Separate out the lines that hold "κριτικής".

Data entries:
****************
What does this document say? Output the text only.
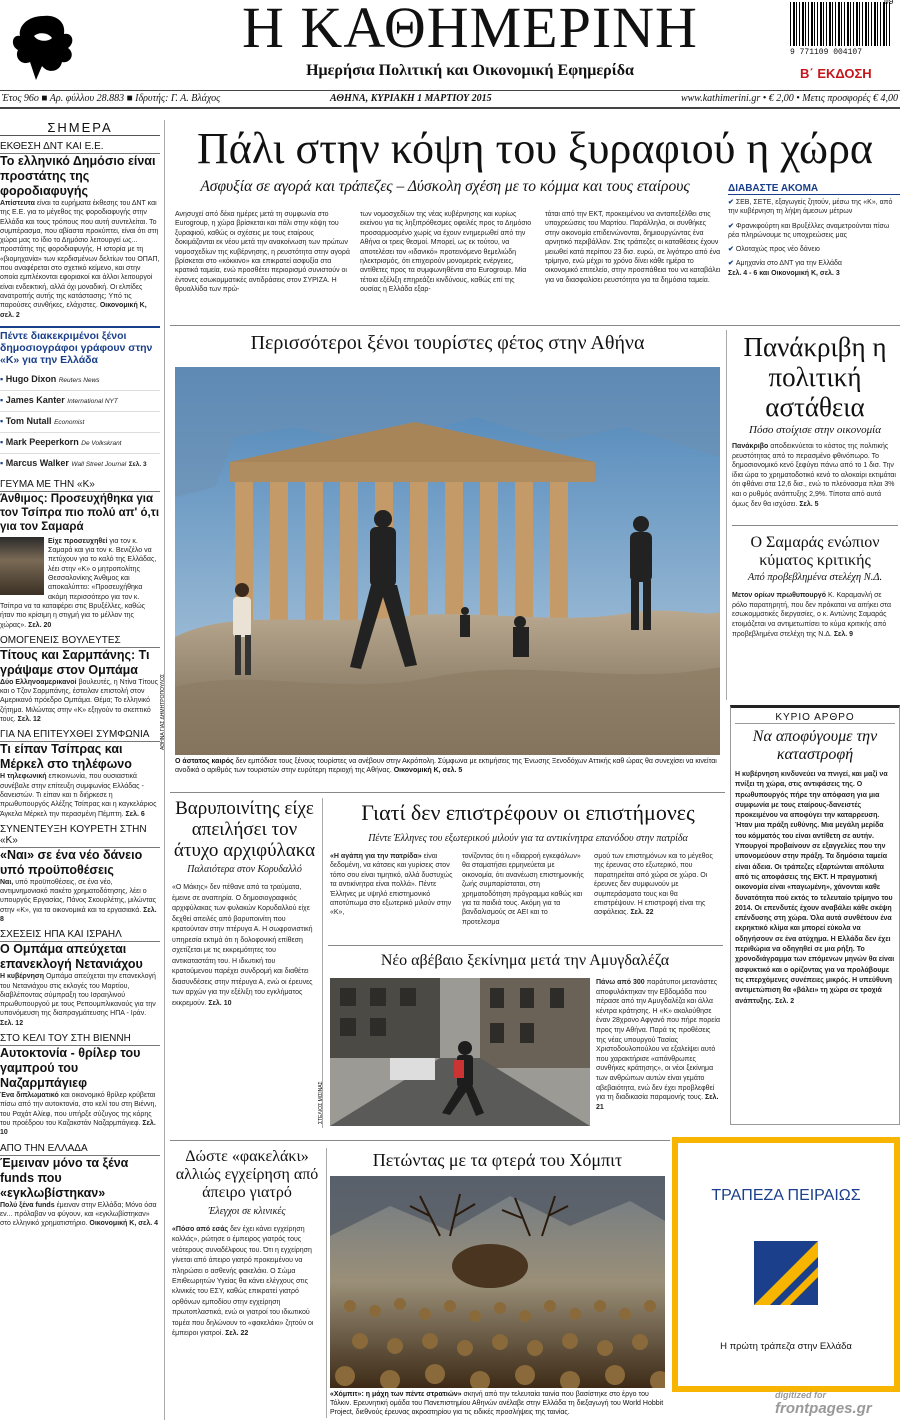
Η ΚΑΘΗΜΕΡΙΝΗ
Ημερήσια Πολιτική και Οικονομική Εφημερίδα
09
9 771109 004107
Β΄ ΕΚΔΟΣΗ
Έτος 96ο ■ Αρ. φύλλου 28.883 ■ Ιδρυτής: Γ. Α. Βλάχος	ΑΘΗΝΑ, ΚΥΡΙΑΚΗ 1 ΜΑΡΤΙΟΥ 2015	www.kathimerini.gr • € 2,00 • Μετις προσφορές € 4,00
ΣΗΜΕΡΑ
ΕΚΘΕΣΗ ΔΝΤ ΚΑΙ Ε.Ε.
Το ελληνικό Δημόσιο είναι προστάτης της φοροδιαφυγής
Απίστευτα είναι τα ευρήματα έκθεσης του ΔΝΤ και της Ε.Ε. για το μέγεθος της φοροδιαφυγής στην Ελλάδα και τους τρόπους που αυτή συντελείται. Το συμπέρασμα, που αβίαστα προκύπτει, είναι ότι στη χώρα μας το ίδιο το Δημόσιο λειτουργεί ως... προστάτης της φοροδιαφυγής. Η ιστορία με τη «βιομηχανία» των κερδισμένων δελτίων του ΟΠΑΠ, που αναφέρεται στο σχετικό κείμενο, και στην οποία εμπλέκονται εφοριακοί και άλλοι λειτουργοί είναι ενδεικτική, αλλά όχι μοναδική. Οι ελπίδες ανατροπής αυτής της κατάστασης; Υπό τις παρούσες συνθήκες, ελάχιστες. Οικονομική Κ, σελ. 2
Πέντε διακεκριμένοι ξένοι δημοσιογράφοι γράφουν στην «Κ» για την Ελλάδα
▪ Hugo Dixon Reuters News
▪ James Kanter International NYT
▪ Tom Nutall Economist
▪ Mark Peeperkorn De Volkskrant
▪ Marcus Walker Wall Street Journal Σελ. 3
ΓΕΥΜΑ ΜΕ ΤΗΝ «Κ»
Άνθιμος: Προσευχήθηκα για τον Τσίπρα πιο πολύ απ' ό,τι για τον Σαμαρά
Είχε προσευχηθεί για τον κ. Σαμαρά και για τον κ. Βενιζέλο να πετύχουν για το καλό της Ελλάδας, λέει στην «Κ» ο μητροπολίτης Θεσσαλονίκης Άνθιμος και αποκαλύπτει: «Προσευχήθηκα ακόμη περισσότερο για τον κ. Τσίπρα να τα καταφέρει στις Βρυξέλλες, καθώς ήταν πιο κρίσιμη η στιγμή για το μέλλον της χώρας». Σελ. 20
ΟΜΟΓΕΝΕΙΣ ΒΟΥΛΕΥΤΕΣ
Τίτους και Σαρμπάνης: Τι γράψαμε στον Ομπάμα
Δύο Ελληνοαμερικανοί βουλευτές, η Ντίνα Τίτους και ο Τζον Σαρμπάνης, έστειλαν επιστολή στον Αμερικανό πρόεδρο Ομπάμα. Θέμα; Το ελληνικό ζήτημα. Μιλώντας στην «Κ» εξηγούν το σκεπτικό τους. Σελ. 12
ΓΙΑ ΝΑ ΕΠΙΤΕΥΧΘΕΙ ΣΥΜΦΩΝΙΑ
Τι είπαν Τσίπρας και Μέρκελ στο τηλέφωνο
Η τηλεφωνική επικοινωνία, που ουσιαστικά συνέβαλε στην επίτευξη συμφωνίας Ελλάδας - δανειστών. Τι είπαν και τι διήρκεσε η πρωθυπουργός Αλέξης Τσίπρας και η καγκελάριος Άγκελα Μέρκελ την περασμένη Πέμπτη. Σελ. 6
ΣΥΝΕΝΤΕΥΞΗ ΚΟΥΡΕΤΗ ΣΤΗΝ «Κ»
«Ναι» σε ένα νέο δάνειο υπό προϋποθέσεις
Ναι, υπό προϋποθέσεις, σε ένα νέο, αντιμνημονιακό πακέτο χρηματοδότησης, λέει ο υπουργός Εργασίας, Πάνος Σκουρλέτης, μιλώντας στην «Κ», για τα οικονομικά και τα εργασιακά. Σελ. 8
ΣΧΕΣΕΙΣ ΗΠΑ ΚΑΙ ΙΣΡΑΗΛ
Ο Ομπάμα απεύχεται επανεκλογή Νετανιάχου
Η κυβέρνηση Ομπάμα απεύχεται την επανεκλογή του Νετανιάχου στις εκλογές του Μαρτίου, διαβλέποντας σύμπραξη του Ισραηλινού πρωθυπουργού με τους Ρεπουμπλικανούς για την υπονόμευση της διαπραγμάτευσης ΗΠΑ - Ιράν. Σελ. 12
ΣΤΟ ΚΕΛΙ ΤΟΥ ΣΤΗ ΒΙΕΝΝΗ
Αυτοκτονία - θρίλερ του γαμπρού του Ναζαρμπάγιεφ
Ένα διπλωματικό και οικονομικό θρίλερ κρύβεται πίσω από την αυτοκτονία, στο κελί του στη Βιέννη, του Ραχάτ Αλίεφ, που υπήρξε σύζυγος της κόρης του προέδρου του Καζακστάν Ναζαρμπάγιεφ. Σελ. 10
ΑΠΟ ΤΗΝ ΕΛΛΑΔΑ
Έμειναν μόνο τα ξένα funds που «εγκλωβίστηκαν»
Πολύ ξένα funds έμειναν στην Ελλάδα; Μόνο όσα εν... πρόλαβαν να φύγουν, και «εγκλωβίστηκαν» στο ελληνικό χρηματιστήριο. Οικονομική Κ, σελ. 4
Πάλι στην κόψη του ξυραφιού η χώρα
Ασφυξία σε αγορά και τράπεζες – Δύσκολη σχέση με το κόμμα και τους εταίρους
Ανησυχεί από δέκα ημέρες μετά τη συμφωνία στο Eurogroup, η χώρα βρίσκεται και πάλι στην κόψη του ξυραφιού, καθώς οι σχέσεις με τους εταίρους δοκιμάζονται εκ νέου μετά την ανακοίνωση των πρώτων νομοσχεδίων της κυβέρνησης, η ρευστότητα στην αγορά βρίσκεται στο «κόκκινο» και επικρατεί ασφυξία στα κρατικά ταμεία, ενώ προσθέτει περιορισμό συνιστούν οι έντονες εσωκομματικές αντιδράσεις στον ΣΥΡΙΖΑ. Η θρυαλλίδα των πρώ-
των νομοσχεδίων της νέας κυβέρνησης και κυρίως εκείνου για τις ληξιπρόθεσμες οφειλές προς το Δημόσιο προσαρμοσμένο χωρίς να έχουν ενημερωθεί από την Αθήνα οι τρεις θεσμοί. Μπορεί, ως εκ τούτου, να αποτελέσει τον «ιδανικό» προτεινόμενο θεμελιώδη ηλεκτρισμός, ότι επιχειρούν μονομερείς ενέργειες, αντίθετες προς τα συμφωνηθέντα στο Eurogroup. Μία τέτοια εξέλιξη επηρεάζει κινδύνους, καθώς επί της ουσίας η Ελλάδα εξαρ-
τάται από την ΕΚΤ, προκειμένου να ανταπεξέλθει στις υποχρεώσεις του Μαρτίου. Παράλληλα, οι συνθήκες στην οικονομία επιδεινώνονται, δημιουργώντας ένα αρνητικό περιβάλλον. Στις τράπεζες οι καταθέσεις έχουν μειωθεί κατά περίπου 23 δισ. ευρώ, σε λιγότερο από ένα τρίμηνο, ενώ μέχρι το χρόνο δίνει κάθε ημέρα το οικονομικό επιτελείο, στην προσπάθεια του να καταβάλει για να διασφαλίσει ρευστότητα για τα δημόσια ταμεία.
ΔΙΑΒΑΣΤΕ ΑΚΟΜΑ
✔ ΣΕΒ, ΣΕΤΕ, εξαγωγείς ζητούν, μέσω της «Κ», από την κυβέρνηση τη λήψη άμεσων μέτρων
✔ Φρανκφούρτη και Βρυξέλλες αναμετρούνται πίσω ρέα πληρώνουμε τις υποχρεώσεις μας
✔ Ολοταχώς προς νέο δάνειο
✔ Αμηχανία στο ΔΝΤ για την Ελλάδα
Σελ. 4 - 6 και Οικονομική Κ, σελ. 3
Περισσότεροι ξένοι τουρίστες φέτος στην Αθήνα
ΑΘΗΝΑ ΓΙΑΣ ΔΗΜΗΤΡΟΠΟΥΛΟΣ
Ο άστατος καιρός δεν εμπόδισε τους ξένους τουρίστες να ανέβουν στην Ακρόπολη. Σύμφωνα με εκτιμήσεις της Ένωσης Ξενοδόχων Αττικής καθ ώρας θα συνεχίσει να κινείται ανοδικά ο αριθμός των τουριστών στην ευρύτερη περιοχή της Αθήνας. Οικονομική Κ, σελ. 5
Πανάκριβη η πολιτική αστάθεια
Πόσο στοίχισε στην οικονομία
Πανάκριβο αποδεικνύεται το κόστος της πολιτικής ρευστότητας από το περασμένο φθινόπωρο. Το δημοσιονομικό κενό ξεφύγει πάνω από το 1 δισ. Την ίδια ώρα το χρηματοδοτικό κενό το αλοκαίρι εκτιμάται ότι φθάνει στα 12,6 δισ., ενώ το πλεόνασμα πλαι 3% και ο ρυθμός ανάπτυξης 2,9%. Τίποτα από αυτά όμως δεν θα ισχύσει. Σελ. 5
Ο Σαμαράς ενώπιον κύματος κριτικής
Από προβεβλημένα στελέχη Ν.Δ.
Μετον ορίων πρωθυπουργό Κ. Καραμανλή σε ρόλο παρατηρητή, που δεν πρόκαται να αιτήκει στα εσωκομματικές διεργασίες, ο κ. Αντώνης Σαμαράς ετοιμάζεται να αντιμετωπίσει το κύμα κριτικής από προβεβλημένα στελέχη της Ν.Δ. Σελ. 9
ΚΥΡΙΟ ΑΡΘΡΟ
Να αποφύγουμε την καταστροφή
Η κυβέρνηση κινδυνεύει να πνιγεί, και μαζί να πνίξει τη χώρα, στις αντιφάσεις της. Ο πρωθυπουργός πήρε την απόφαση για μια συμφωνία με τους εταίρους-δανειστές προκειμένου να αποφύγει την καταρρευση. Ήταν μια πράξη ευθύνης. Μια μεγάλη μερίδα του κόμματός του είναι αντίθετη σε αυτήν. Υπουργοί προβαίνουν σε εξαγγελίες που την υπονομεύουν στην πράξη. Τα δημόσια ταμεία είναι άδεια. Οι τράπεζες εξαρτώνται απόλυτα από τις αποφάσεις της ΕΚΤ. Η πραγματική οικονομία είναι «παγωμένη», χάνονται καθε δυνατότητα πού εκτός το τελευταίο τρίμηνο του 2014. Οι επενδυτές έχουν αναβάλει κάθε σκέψη επένδυσης στη χώρα. Όλα αυτά συνθέτουν ένα εκρηκτικό κλίμα και μπορεί εύκολα να οδηγήσουν σε ένα ατύχημα. Η Ελλάδα δεν έχει περιθώρια να οδηγηθεί σε μια ρήξη. Το χρονοδιάγραμμα των επόμενων μηνών θα είναι ασφυκτικό και ο ορίζοντας για να προλάβουμε τις επερχόμενες συνέπειες μικρός. Η υπεύθυνη αντιμετώπιση θα «βάλει» τη χώρα σε τροχιά ανάπτυξης. Σελ. 2
Βαρυποινίτης είχε απειλήσει τον άτυχο αρχιφύλακα
Παλαιότερα στον Κορυδαλλό
«Ο Μάκης» δεν πέθανε από τα τραύματα, έμεινε σε αναπηρία. Ο δημοσιογραφικός αρχιφύλακας των φυλακών Κορυδαλλού είχε δεχθεί απειλές από βαρυποινίτη που κρατούνταν στην πτέρυγα Α. Η σωφρονιστική υπηρεσία εκτιμά ότι η δολοφονική επίθεση σχετίζεται με τις εκκρεμότητες του αντικαταστάτη του. Η ιδιωτική του κρατούμενου παρέχει συνδρομή και διαθέτει διασυνδέσεις στην πτέρυγα Α, ενώ οι έρευνες των αρχών για την εξέλιξη του εγκλήματος εκκρεμούν. Σελ. 10
Γιατί δεν επιστρέφουν οι επιστήμονες
Πέντε Έλληνες του εξωτερικού μιλούν για τα αντικίνητρα επανόδου στην πατρίδα
«Η αγάπη για την πατρίδα» είναι δεδομένη, να κάτσεις και γυρίσεις στον τόπο σου είναι τιμητικό, αλλά δυστυχώς τα αντικίνητρα είναι πολλά». Πέντε Έλληνες με υψηλό επιστημονικό αποτύπωμα στο εξωτερικό μιλούν στην «Κ»,
τονίζοντας ότι η «διαρροή εγκεφάλων» θα σταματήσει ερμηνεύεται με οικονομία, ότι ανανέωση επιστημονικής ζωής συμπαρίσταται, στη χρηματοδότηση πρόγραμμα καθώς και για τα παιδιά τους. Ακόμη για τα βανδαλισμούς σε ΑΕΙ και το προτελεσμα
σμού των επιστημόνων και το μέγεθος της έρευνας στο εξωτερικό, που παρατηρείται από χώρα σε χώρα. Οι έρευνες δεν συμφωνούν με συμπεράσματα τους και θα επιστρέψουν. Η επιστροφή είναι της ασφάλειας. Σελ. 22
Νέο αβέβαιο ξεκίνημα μετά την Αμυγδαλέζα
ΣΤΕΛΙΟΣ ΜΙΣΙΝΑΣ
Πάνω από 300 παράτυποι μετανάστες αποφυλάκτηκαν την Εβδομάδα που πέρασε από την Αμυγδαλέζα και άλλα κέντρα κράτησης. Η «Κ» ακολούθησε έναν 28χρονο Αφγανό που πήρε πορεία προς την Αθήνα. Παρά τις προθέσεις της νέας υπουργού Τασίας Χριστοδουλοπούλου να εξαλείψει αυτό που χαρακτήρισε «απάνθρωπες συνθήκες κράτησης», οι νέοι ξεκίνημα των ανθρώπων αυτών είναι γεμάτο αβεβαιότητα, ενώ δεν έχει προβλεφθεί για τη διαδικασία παραμονής τους. Σελ. 21
Δώστε «φακελάκι» αλλιώς εγχείρηση από άπειρο γιατρό
Έλεγχοι σε κλινικές
«Πόσο από εσάς δεν έχει κάνει εγχείρηση κολλάς», ρώτησε ο έμπειρος γιατρός τους νεότερους συναδέλφους του. Ότι η εγχείρηση γίνεται από άπειρο γιατρό προκειμένου να πληρώσει ο ασθενής φακελάκι. Ο Σώμα Επιθεωρητών Υγείας θα κάνει ελέγχους στις κλινικές του ΕΣΥ, καθώς επικρατεί γιατρό ορθόνων εμποδίου στην εγχείρηση πρωτοπλαστικά, ενώ οι γιατροί του ιδιωτικού τομέα που δηλώνουν το «φακελάκι» ζητούν οι έμπειροι γιατροί. Σελ. 22
Πετώντας με τα φτερά του Χόμπιτ
«Χόμπιτ»: η μάχη των πέντε στρατιών» σκηνή από την τελευταία ταινία που βασίστηκε στο έργο του Τόλκιν. Ερευνητική ομάδα του Πανεπιστημίου Αθηνών ανέλαβε στην Ελλάδα τη διεξαγωγή του World Hobbit Project, διεθνούς έρευνας ακροατηρίου για τις ειδικές προσλήψεις της ταινίας.
ΤΡΑΠΕΖΑ ΠΕΙΡΑΙΩΣ
Η πρώτη τράπεζα στην Ελλάδα
digitized for
frontpages.gr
****************
_Answer for this exercise_:
Ο Σαμαράς ενώπιον κύματος κριτικής
Μετον ορίων πρωθυπουργό Κ. Καραμανλή σε ρόλο παρατηρητή, που δεν πρόκαται να αιτήκει στα εσωκομματικές διεργασίες, ο κ. Αντώνης Σαμαράς ετοιμάζεται να αντιμετωπίσει το κύμα κριτικής από προβεβλημένα στελέχη της Ν.Δ. Σελ. 9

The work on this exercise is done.